THE REQUEST.
Show each line of the data below that has the string "SOLIDWORKS" in it.

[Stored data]
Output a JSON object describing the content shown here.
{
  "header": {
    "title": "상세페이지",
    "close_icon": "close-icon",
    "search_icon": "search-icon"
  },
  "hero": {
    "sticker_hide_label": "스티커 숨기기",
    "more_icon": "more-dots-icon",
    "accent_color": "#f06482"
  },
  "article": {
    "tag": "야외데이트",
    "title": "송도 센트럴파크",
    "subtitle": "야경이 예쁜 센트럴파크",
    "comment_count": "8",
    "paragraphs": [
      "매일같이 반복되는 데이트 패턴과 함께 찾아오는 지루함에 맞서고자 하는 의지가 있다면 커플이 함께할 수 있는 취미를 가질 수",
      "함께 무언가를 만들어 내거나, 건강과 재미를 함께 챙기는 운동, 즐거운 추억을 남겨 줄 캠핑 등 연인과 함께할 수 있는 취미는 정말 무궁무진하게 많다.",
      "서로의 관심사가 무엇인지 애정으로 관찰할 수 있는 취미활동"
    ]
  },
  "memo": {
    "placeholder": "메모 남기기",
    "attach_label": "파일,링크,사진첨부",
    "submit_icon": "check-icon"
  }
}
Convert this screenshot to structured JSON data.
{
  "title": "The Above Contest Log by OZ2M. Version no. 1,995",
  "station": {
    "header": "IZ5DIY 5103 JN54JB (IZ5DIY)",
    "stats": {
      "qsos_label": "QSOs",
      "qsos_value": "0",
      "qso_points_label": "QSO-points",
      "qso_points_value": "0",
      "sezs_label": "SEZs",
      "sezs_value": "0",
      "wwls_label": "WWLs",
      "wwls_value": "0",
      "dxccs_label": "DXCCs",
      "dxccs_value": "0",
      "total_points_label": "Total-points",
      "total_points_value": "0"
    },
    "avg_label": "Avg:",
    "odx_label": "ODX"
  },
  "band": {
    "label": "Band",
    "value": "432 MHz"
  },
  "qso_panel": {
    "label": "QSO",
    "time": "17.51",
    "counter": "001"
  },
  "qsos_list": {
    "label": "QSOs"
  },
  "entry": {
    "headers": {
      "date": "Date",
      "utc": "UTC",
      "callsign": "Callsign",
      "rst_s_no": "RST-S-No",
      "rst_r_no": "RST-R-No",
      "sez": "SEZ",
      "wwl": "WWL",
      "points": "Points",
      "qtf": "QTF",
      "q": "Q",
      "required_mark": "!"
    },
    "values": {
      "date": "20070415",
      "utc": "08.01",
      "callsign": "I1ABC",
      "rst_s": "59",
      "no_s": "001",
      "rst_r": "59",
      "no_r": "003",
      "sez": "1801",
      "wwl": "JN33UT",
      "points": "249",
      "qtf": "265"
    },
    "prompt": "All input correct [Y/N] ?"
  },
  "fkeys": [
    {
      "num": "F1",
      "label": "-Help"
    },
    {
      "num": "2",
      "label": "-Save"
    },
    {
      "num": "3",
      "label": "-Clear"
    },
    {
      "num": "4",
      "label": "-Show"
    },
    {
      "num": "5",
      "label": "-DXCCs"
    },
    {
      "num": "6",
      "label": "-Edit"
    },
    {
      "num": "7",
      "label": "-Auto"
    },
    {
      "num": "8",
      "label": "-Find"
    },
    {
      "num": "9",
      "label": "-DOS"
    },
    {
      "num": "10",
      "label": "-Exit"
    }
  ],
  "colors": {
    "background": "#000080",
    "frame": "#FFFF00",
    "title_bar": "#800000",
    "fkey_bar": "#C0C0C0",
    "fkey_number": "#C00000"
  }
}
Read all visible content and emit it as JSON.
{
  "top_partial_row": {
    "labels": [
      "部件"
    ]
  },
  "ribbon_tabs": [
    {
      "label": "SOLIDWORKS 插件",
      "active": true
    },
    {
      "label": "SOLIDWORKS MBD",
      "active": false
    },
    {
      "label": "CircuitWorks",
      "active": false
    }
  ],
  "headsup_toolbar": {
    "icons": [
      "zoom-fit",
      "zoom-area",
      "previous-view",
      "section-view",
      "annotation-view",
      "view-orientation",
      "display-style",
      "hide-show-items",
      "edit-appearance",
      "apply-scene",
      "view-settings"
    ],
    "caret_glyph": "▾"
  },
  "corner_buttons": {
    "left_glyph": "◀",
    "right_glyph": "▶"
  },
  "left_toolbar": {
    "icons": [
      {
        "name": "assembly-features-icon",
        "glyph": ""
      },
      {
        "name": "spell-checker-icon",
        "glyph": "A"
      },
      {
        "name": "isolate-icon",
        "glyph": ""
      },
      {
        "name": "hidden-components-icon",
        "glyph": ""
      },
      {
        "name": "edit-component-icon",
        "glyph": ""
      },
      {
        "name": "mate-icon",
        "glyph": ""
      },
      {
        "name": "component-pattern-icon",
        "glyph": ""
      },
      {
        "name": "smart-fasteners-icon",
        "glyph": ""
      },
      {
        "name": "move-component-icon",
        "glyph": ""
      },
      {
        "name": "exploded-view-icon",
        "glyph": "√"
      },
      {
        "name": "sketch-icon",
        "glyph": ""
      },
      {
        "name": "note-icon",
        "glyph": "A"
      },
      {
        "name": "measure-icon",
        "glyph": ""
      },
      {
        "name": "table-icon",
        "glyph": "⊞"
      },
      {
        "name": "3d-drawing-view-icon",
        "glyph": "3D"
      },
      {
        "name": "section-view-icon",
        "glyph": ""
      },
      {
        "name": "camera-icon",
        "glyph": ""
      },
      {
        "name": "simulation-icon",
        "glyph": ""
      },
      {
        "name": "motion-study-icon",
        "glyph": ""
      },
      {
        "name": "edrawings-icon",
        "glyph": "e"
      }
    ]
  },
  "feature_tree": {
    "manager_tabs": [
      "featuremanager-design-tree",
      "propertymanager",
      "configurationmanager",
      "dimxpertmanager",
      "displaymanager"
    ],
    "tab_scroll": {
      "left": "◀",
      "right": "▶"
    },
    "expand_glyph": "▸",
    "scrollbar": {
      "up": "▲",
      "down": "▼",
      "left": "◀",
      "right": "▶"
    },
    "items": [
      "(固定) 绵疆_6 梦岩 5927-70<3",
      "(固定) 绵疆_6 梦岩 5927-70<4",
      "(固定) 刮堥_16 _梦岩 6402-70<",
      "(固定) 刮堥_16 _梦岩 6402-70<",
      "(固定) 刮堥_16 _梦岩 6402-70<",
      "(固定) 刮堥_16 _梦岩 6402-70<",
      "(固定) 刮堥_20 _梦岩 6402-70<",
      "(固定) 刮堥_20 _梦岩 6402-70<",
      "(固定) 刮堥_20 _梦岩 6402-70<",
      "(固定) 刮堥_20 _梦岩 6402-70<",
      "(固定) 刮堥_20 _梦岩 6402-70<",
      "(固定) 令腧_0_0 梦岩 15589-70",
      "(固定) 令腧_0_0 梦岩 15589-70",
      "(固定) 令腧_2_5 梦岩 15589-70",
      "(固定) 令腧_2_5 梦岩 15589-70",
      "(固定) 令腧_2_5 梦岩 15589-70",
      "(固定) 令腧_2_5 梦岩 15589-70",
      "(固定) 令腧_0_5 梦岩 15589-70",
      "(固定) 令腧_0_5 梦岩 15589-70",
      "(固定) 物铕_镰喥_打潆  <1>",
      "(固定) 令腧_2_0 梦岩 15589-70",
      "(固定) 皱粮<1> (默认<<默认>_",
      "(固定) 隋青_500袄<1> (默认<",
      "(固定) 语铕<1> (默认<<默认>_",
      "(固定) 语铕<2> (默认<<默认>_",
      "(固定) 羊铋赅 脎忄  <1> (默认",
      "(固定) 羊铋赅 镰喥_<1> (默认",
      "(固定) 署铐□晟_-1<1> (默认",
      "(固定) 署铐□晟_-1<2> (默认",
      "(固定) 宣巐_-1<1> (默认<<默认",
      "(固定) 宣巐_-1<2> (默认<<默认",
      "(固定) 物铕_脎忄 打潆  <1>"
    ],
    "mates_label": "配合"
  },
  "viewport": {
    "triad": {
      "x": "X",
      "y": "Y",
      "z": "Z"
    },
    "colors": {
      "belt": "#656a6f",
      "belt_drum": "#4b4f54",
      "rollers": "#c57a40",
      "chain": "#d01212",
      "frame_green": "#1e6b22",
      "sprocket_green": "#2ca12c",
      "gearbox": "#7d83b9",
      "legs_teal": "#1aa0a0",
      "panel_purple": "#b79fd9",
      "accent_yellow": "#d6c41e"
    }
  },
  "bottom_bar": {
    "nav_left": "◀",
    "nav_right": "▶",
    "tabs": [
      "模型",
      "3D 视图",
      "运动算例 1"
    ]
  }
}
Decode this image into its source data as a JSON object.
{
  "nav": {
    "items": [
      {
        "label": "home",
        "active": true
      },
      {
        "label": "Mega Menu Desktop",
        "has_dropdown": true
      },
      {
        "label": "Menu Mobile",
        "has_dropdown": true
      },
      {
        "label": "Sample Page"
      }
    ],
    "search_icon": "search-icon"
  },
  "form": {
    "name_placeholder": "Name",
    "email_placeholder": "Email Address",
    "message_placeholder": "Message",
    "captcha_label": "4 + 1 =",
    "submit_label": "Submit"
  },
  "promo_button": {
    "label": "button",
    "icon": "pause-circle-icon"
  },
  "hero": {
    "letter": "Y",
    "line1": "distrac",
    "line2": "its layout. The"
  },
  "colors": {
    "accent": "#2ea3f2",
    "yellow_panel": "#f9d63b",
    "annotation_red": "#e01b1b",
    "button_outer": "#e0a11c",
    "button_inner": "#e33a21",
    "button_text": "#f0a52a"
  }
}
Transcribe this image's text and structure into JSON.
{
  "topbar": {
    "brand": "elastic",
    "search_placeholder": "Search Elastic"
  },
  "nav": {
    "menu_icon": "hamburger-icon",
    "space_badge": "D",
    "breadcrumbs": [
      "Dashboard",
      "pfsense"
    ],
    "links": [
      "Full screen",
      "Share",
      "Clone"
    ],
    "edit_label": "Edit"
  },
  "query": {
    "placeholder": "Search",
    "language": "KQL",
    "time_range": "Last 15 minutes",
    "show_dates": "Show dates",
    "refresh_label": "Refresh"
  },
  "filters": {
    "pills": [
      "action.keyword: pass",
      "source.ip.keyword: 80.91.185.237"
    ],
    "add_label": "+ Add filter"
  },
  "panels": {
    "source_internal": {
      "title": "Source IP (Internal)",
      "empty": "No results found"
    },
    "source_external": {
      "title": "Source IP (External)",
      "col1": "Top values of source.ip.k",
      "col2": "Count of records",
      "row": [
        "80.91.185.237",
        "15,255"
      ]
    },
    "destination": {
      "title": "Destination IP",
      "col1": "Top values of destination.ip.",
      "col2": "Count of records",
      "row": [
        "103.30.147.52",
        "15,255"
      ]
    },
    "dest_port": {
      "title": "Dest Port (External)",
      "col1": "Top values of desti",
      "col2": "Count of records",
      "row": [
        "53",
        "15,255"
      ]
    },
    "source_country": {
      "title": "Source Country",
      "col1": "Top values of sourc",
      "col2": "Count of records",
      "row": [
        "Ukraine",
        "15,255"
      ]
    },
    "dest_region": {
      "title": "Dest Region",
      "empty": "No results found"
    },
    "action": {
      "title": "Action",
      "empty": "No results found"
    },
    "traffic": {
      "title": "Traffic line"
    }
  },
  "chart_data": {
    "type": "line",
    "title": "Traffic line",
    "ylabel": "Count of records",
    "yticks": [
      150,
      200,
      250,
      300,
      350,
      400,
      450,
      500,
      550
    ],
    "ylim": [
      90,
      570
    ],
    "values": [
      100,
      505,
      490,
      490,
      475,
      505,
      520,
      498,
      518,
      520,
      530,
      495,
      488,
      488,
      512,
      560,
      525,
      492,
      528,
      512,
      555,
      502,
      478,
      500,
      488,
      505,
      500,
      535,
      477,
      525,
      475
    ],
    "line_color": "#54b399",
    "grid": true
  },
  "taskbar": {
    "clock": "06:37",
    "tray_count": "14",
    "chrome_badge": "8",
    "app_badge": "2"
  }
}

ANSWER TO THE EXERCISE.
      "label": "SOLIDWORKS 插件",
      "label": "SOLIDWORKS MBD",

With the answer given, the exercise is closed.